-------- RECORDS FOR THIS TASK --------

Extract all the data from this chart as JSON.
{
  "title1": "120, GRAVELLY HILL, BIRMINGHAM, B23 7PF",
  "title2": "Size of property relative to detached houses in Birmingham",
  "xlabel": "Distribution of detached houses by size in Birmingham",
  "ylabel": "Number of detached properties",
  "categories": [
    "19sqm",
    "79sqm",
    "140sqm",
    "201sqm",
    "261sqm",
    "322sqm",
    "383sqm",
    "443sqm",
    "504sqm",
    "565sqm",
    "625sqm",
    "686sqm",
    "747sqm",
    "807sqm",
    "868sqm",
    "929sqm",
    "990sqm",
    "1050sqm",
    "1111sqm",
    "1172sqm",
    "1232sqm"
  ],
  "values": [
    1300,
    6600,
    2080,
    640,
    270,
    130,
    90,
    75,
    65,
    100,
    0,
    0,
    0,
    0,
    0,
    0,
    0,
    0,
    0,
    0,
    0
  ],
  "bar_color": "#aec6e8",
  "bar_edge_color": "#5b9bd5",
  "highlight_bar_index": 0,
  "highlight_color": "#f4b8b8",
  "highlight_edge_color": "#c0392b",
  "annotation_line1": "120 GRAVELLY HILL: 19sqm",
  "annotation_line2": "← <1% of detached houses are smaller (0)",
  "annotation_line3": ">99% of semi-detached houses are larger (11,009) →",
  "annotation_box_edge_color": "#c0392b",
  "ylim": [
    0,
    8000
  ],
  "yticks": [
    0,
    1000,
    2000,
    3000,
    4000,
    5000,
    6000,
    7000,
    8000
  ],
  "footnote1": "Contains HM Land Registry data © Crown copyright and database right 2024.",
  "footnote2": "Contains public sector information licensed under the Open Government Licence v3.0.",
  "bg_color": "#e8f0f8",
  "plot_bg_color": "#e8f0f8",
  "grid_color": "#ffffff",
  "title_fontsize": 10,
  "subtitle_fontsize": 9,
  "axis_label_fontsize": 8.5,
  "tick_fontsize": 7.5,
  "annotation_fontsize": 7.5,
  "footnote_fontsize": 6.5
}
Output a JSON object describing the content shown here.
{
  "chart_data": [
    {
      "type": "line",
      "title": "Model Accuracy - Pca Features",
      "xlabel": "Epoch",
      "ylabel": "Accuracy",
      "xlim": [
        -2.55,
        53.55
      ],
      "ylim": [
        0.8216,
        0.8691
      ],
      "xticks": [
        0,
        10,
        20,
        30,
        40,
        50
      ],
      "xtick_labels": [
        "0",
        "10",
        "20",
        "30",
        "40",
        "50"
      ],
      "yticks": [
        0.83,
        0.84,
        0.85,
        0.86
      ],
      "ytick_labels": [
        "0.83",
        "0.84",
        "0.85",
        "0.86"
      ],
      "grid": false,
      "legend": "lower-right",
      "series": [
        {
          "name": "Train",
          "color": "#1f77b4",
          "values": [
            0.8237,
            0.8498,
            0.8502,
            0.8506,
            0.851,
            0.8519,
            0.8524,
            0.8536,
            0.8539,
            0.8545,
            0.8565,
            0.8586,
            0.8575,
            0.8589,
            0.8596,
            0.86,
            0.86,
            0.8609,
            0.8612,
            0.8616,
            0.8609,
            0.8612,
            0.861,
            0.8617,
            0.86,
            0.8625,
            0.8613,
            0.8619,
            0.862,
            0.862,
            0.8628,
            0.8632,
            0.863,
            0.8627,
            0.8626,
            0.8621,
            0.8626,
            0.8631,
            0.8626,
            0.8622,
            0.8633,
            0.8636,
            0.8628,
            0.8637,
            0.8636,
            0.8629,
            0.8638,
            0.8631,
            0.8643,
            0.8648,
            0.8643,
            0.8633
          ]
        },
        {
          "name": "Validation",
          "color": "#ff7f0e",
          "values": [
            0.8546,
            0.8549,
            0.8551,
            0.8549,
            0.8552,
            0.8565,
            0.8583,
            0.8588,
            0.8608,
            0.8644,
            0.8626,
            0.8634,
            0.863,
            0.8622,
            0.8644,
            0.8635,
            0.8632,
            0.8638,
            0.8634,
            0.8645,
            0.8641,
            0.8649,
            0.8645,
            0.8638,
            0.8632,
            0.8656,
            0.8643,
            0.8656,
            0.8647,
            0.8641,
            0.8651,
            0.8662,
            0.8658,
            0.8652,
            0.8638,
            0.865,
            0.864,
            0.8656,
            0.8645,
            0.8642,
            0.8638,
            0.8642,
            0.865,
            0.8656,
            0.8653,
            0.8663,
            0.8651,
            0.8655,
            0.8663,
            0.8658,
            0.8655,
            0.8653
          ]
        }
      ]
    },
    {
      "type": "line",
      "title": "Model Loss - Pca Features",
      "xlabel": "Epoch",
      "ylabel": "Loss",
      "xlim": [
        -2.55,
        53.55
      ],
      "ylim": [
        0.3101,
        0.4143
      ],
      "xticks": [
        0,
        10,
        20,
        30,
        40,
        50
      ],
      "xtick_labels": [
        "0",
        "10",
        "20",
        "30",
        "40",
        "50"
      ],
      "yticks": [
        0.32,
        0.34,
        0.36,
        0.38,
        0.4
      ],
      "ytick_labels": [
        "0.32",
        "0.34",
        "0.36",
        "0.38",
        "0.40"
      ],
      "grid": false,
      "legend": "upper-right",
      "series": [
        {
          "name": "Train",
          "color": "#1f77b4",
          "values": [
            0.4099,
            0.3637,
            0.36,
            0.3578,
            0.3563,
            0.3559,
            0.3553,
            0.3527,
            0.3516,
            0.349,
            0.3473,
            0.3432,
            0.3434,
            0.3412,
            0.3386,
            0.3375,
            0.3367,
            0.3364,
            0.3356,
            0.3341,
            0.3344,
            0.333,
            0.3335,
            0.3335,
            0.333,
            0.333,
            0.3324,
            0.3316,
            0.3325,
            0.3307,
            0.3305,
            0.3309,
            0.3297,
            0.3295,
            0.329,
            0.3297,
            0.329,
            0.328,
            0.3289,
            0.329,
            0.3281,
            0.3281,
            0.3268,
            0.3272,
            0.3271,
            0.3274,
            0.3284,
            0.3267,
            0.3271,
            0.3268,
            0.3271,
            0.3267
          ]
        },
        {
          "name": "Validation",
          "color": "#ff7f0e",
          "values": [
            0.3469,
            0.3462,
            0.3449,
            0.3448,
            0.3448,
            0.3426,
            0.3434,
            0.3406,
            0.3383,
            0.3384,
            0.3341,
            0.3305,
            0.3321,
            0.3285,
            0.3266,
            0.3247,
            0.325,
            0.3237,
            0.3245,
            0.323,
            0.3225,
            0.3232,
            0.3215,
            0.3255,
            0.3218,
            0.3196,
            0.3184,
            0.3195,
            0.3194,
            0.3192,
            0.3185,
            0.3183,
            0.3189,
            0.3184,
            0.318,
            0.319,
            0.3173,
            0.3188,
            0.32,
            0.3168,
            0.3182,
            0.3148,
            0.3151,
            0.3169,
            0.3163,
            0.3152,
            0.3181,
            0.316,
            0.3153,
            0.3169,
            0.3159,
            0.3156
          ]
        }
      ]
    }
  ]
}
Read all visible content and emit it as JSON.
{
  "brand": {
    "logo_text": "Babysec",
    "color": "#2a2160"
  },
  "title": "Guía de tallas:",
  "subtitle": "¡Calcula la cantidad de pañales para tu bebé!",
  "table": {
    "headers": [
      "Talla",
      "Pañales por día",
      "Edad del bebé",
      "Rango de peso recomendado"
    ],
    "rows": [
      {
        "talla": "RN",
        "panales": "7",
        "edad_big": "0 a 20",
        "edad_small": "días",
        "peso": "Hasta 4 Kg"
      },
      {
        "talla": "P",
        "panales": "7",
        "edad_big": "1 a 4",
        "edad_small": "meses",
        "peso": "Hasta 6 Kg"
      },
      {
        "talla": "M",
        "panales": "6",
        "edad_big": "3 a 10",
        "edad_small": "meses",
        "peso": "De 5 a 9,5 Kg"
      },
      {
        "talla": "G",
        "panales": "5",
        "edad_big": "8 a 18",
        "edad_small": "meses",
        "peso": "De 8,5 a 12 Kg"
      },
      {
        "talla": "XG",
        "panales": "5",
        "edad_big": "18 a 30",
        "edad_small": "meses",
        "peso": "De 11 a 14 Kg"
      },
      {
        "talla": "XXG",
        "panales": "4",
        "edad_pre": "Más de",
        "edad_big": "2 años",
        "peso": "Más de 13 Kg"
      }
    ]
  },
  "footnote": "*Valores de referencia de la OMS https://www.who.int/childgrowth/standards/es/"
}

--------

Count how many lines above carry the word "Contains". Only the number is required.

* [TASK RESULT]: 2